> **Task goal**
The required output is the line containing "Output a JSON" through the final line of the material below, printed exactly, with no other lines.

++++ Task input

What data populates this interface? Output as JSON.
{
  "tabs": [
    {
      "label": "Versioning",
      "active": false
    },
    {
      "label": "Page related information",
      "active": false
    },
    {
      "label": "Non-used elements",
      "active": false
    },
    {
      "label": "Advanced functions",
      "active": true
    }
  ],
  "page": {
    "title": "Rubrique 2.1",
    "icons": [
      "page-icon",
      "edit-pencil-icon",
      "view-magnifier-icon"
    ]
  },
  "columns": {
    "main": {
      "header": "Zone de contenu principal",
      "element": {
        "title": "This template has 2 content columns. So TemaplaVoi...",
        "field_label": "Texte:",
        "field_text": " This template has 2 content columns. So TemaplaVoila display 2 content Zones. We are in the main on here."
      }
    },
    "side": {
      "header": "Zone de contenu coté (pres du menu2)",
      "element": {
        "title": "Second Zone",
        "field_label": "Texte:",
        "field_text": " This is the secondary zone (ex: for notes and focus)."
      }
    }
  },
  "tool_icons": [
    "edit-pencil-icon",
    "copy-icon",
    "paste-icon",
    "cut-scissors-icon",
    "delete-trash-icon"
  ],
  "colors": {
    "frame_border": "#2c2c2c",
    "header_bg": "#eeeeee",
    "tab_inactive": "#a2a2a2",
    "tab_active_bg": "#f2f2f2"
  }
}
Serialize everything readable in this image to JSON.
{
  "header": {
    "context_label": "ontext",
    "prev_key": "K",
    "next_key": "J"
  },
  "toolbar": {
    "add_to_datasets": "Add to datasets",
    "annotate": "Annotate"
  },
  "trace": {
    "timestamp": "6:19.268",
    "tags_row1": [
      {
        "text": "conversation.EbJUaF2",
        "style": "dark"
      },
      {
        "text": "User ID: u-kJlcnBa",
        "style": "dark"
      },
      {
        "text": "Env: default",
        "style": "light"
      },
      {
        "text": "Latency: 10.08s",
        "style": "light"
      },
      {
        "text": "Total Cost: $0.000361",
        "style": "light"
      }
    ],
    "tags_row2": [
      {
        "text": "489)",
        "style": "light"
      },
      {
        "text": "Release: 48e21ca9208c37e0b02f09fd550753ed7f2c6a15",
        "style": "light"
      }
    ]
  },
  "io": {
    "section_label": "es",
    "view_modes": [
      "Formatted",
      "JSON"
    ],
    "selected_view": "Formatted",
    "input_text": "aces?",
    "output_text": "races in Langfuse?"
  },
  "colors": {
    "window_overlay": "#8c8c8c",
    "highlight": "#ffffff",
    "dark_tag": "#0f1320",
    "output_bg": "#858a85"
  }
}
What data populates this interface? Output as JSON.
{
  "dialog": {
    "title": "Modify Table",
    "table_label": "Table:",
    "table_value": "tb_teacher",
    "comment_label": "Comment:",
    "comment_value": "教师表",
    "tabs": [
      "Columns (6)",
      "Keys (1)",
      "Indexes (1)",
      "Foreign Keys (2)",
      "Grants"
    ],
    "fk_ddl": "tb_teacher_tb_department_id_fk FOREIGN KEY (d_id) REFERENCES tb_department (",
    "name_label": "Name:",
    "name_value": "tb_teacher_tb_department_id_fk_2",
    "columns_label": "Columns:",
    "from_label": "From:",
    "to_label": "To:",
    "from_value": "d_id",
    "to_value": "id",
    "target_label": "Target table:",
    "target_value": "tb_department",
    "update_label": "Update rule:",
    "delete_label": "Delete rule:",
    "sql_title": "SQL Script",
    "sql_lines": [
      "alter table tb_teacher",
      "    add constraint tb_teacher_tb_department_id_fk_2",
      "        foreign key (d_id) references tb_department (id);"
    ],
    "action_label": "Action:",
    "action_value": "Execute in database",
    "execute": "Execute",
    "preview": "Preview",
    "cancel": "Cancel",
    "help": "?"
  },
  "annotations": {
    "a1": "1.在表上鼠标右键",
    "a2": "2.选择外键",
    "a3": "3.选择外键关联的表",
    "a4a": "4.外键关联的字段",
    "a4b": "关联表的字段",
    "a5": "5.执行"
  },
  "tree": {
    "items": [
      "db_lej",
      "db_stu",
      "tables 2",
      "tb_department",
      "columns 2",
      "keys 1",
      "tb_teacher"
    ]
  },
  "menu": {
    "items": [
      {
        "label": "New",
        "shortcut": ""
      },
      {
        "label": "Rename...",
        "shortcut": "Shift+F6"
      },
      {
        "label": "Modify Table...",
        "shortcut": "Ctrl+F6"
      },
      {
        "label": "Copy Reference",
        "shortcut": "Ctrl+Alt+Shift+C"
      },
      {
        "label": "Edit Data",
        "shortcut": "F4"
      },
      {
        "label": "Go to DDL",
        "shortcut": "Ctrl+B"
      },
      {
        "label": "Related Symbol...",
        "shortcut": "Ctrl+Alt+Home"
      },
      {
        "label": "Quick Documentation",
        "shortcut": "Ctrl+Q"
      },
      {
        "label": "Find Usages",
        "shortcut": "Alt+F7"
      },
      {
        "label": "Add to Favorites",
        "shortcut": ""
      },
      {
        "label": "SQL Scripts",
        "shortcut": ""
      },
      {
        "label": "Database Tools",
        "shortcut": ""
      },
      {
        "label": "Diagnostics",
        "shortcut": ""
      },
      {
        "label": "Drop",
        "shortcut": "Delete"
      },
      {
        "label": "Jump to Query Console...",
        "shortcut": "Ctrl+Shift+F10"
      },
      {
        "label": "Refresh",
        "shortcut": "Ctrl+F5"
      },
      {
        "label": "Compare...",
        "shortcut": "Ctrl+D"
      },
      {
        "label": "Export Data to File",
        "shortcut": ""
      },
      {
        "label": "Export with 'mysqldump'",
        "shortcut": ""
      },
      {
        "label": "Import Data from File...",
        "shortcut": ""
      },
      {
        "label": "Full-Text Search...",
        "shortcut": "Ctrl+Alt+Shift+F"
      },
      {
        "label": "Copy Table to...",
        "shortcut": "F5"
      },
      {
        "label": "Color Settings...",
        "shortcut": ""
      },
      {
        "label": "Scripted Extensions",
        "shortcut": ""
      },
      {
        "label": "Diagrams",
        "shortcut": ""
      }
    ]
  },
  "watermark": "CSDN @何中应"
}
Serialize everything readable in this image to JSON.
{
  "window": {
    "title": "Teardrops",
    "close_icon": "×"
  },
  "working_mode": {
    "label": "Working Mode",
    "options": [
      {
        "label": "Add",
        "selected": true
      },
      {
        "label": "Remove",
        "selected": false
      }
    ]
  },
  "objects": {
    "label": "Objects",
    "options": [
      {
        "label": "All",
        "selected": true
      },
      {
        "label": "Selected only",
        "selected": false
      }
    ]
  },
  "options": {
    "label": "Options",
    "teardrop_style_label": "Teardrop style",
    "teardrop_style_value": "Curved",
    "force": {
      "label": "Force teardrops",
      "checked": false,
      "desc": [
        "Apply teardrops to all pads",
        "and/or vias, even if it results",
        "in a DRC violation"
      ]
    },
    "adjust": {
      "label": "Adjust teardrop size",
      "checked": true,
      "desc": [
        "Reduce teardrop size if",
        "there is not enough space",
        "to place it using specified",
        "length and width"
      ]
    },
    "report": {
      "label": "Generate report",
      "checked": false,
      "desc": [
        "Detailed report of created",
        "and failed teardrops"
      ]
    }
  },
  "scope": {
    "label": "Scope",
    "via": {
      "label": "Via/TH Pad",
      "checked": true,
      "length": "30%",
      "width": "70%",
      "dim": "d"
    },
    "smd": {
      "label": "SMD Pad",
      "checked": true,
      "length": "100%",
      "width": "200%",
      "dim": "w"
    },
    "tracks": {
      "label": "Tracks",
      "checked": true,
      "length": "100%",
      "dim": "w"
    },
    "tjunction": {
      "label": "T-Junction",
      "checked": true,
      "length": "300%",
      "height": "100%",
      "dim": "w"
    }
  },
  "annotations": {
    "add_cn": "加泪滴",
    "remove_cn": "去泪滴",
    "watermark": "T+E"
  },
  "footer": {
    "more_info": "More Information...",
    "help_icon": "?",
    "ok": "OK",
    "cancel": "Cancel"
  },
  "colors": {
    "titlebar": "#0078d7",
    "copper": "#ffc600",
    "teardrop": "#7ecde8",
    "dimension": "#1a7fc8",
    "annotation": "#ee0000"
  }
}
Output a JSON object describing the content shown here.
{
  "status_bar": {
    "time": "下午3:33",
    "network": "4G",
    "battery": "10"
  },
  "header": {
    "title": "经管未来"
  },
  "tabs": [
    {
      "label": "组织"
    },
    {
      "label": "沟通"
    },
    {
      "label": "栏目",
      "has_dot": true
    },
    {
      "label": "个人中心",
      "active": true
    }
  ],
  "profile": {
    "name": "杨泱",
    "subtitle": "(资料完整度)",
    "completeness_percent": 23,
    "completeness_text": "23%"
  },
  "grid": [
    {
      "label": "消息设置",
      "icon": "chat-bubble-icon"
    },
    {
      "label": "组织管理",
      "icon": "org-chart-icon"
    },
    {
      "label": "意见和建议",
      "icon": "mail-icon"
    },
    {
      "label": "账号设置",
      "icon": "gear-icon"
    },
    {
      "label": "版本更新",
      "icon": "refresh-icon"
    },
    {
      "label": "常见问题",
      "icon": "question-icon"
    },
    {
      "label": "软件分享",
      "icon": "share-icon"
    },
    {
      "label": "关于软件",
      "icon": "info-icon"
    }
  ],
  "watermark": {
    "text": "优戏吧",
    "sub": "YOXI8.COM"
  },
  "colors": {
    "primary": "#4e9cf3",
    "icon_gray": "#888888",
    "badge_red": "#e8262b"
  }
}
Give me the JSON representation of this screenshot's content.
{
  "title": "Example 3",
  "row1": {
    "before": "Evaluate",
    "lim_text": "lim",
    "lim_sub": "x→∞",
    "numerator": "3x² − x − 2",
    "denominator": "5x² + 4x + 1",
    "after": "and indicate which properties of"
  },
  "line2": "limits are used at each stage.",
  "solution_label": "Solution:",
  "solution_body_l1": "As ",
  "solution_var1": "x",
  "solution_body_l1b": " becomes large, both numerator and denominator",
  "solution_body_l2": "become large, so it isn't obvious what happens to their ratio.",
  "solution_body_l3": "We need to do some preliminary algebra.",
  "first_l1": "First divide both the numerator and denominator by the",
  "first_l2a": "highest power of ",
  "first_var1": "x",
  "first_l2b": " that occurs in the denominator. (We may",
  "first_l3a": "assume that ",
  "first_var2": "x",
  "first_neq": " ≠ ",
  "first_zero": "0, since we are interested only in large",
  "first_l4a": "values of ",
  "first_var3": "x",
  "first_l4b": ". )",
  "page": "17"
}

++++++++

> **Solution to the exercise**
Output a JSON object describing the content shown here.
{
  "status_bar": {
    "time": "下午3:33",
    "network": "4G",
    "battery": "10"
  },
  "header": {
    "title": "经管未来"
  },
  "tabs": [
    {
      "label": "组织"
    },
    {
      "label": "沟通"
    },
    {
      "label": "栏目",
      "has_dot": true
    },
    {
      "label": "个人中心",
      "active": true
    }
  ],
  "profile": {
    "name": "杨泱",
    "subtitle": "(资料完整度)",
    "completeness_percent": 23,
    "completeness_text": "23%"
  },
  "grid": [
    {
      "label": "消息设置",
      "icon": "chat-bubble-icon"
    },
    {
      "label": "组织管理",
      "icon": "org-chart-icon"
    },
    {
      "label": "意见和建议",
      "icon": "mail-icon"
    },
    {
      "label": "账号设置",
      "icon": "gear-icon"
    },
    {
      "label": "版本更新",
      "icon": "refresh-icon"
    },
    {
      "label": "常见问题",
      "icon": "question-icon"
    },
    {
      "label": "软件分享",
      "icon": "share-icon"
    },
    {
      "label": "关于软件",
      "icon": "info-icon"
    }
  ],
  "watermark": {
    "text": "优戏吧",
    "sub": "YOXI8.COM"
  },
  "colors": {
    "primary": "#4e9cf3",
    "icon_gray": "#888888",
    "badge_red": "#e8262b"
  }
}
Give me the JSON representation of this screenshot's content.
{
  "title": "Example 3",
  "row1": {
    "before": "Evaluate",
    "lim_text": "lim",
    "lim_sub": "x→∞",
    "numerator": "3x² − x − 2",
    "denominator": "5x² + 4x + 1",
    "after": "and indicate which properties of"
  },
  "line2": "limits are used at each stage.",
  "solution_label": "Solution:",
  "solution_body_l1": "As ",
  "solution_var1": "x",
  "solution_body_l1b": " becomes large, both numerator and denominator",
  "solution_body_l2": "become large, so it isn't obvious what happens to their ratio.",
  "solution_body_l3": "We need to do some preliminary algebra.",
  "first_l1": "First divide both the numerator and denominator by the",
  "first_l2a": "highest power of ",
  "first_var1": "x",
  "first_l2b": " that occurs in the denominator. (We may",
  "first_l3a": "assume that ",
  "first_var2": "x",
  "first_neq": " ≠ ",
  "first_zero": "0, since we are interested only in large",
  "first_l4a": "values of ",
  "first_var3": "x",
  "first_l4b": ". )",
  "page": "17"
}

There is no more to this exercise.